-------- Records for processing

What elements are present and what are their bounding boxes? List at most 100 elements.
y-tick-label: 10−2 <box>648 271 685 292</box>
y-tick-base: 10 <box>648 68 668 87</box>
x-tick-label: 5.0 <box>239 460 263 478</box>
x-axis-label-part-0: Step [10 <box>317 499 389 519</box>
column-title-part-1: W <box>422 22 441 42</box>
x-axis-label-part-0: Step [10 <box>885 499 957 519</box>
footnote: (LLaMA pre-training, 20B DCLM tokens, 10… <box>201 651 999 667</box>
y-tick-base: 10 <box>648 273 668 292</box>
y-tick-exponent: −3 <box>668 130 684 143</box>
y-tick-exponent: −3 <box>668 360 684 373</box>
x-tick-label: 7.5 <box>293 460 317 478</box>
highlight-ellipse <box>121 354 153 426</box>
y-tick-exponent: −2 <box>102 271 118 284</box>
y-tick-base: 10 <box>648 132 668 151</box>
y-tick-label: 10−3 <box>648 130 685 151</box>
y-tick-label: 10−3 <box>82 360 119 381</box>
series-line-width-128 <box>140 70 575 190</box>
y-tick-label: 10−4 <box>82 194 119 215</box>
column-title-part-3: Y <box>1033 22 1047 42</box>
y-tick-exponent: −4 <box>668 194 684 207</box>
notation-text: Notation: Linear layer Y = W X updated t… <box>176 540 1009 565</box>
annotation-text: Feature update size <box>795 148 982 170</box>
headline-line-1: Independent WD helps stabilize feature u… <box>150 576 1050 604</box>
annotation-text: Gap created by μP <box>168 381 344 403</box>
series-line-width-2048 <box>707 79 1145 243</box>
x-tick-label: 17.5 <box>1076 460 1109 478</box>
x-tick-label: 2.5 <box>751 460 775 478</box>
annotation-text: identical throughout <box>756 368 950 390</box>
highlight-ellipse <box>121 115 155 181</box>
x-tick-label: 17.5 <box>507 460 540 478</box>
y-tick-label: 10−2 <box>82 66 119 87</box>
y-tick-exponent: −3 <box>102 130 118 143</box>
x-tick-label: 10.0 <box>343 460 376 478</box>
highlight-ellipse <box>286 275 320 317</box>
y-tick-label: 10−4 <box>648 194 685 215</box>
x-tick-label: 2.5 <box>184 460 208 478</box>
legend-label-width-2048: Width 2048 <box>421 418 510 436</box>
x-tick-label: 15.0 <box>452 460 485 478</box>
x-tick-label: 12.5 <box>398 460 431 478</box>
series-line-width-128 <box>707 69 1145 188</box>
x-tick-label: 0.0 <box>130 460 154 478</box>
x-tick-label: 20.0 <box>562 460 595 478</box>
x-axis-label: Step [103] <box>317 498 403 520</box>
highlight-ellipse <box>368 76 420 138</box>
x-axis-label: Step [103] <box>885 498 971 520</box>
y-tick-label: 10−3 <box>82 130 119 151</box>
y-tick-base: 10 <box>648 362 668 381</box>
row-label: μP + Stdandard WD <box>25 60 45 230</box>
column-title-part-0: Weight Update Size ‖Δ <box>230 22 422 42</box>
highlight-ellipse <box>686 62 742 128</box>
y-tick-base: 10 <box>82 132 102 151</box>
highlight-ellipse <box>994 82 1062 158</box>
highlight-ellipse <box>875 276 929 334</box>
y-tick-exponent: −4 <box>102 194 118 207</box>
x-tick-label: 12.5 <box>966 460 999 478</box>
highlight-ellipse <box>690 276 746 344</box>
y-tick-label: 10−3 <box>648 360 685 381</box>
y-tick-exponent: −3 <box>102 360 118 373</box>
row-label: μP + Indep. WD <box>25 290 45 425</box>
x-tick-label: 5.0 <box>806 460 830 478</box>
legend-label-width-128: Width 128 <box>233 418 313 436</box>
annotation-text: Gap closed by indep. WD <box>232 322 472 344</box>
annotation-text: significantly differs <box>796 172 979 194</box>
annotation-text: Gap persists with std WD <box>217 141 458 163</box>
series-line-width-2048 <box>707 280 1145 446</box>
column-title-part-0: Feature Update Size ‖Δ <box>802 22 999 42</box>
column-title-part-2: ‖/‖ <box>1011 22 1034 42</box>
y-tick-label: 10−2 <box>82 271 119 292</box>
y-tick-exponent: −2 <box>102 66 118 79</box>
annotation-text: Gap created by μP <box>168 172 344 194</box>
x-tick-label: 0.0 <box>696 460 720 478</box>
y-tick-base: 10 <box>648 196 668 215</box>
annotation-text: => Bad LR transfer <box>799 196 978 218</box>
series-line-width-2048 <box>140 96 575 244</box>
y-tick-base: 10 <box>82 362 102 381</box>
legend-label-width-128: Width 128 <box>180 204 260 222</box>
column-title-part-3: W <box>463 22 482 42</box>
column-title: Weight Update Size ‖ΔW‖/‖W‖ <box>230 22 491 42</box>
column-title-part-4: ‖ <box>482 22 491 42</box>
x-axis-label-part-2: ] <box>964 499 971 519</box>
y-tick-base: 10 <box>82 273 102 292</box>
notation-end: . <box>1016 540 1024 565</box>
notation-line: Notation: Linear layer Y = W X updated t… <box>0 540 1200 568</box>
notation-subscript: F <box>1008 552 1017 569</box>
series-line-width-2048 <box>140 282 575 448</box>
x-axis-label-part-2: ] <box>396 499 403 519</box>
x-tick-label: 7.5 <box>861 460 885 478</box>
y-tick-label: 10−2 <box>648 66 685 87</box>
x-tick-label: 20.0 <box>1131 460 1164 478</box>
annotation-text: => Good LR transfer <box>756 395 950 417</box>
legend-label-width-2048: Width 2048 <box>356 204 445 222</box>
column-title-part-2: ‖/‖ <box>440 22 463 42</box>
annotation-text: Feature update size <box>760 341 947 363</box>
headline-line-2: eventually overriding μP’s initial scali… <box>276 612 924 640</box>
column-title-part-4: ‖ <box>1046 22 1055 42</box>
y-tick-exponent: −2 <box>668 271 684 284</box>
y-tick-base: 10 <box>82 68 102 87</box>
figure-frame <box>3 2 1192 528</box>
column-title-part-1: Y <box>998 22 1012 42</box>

----------------

◆ Set task ◆
Reproduce the records verbatim, beginning with the first line and ending after the line that contains "x-axis-label-part-0: Step [10 <box>317".

◆ Complete output ◆
What elements are present and what are their bounding boxes? List at most 100 elements.
y-tick-label: 10−2 <box>648 271 685 292</box>
y-tick-base: 10 <box>648 68 668 87</box>
x-tick-label: 5.0 <box>239 460 263 478</box>
x-axis-label-part-0: Step [10 <box>317 499 389 519</box>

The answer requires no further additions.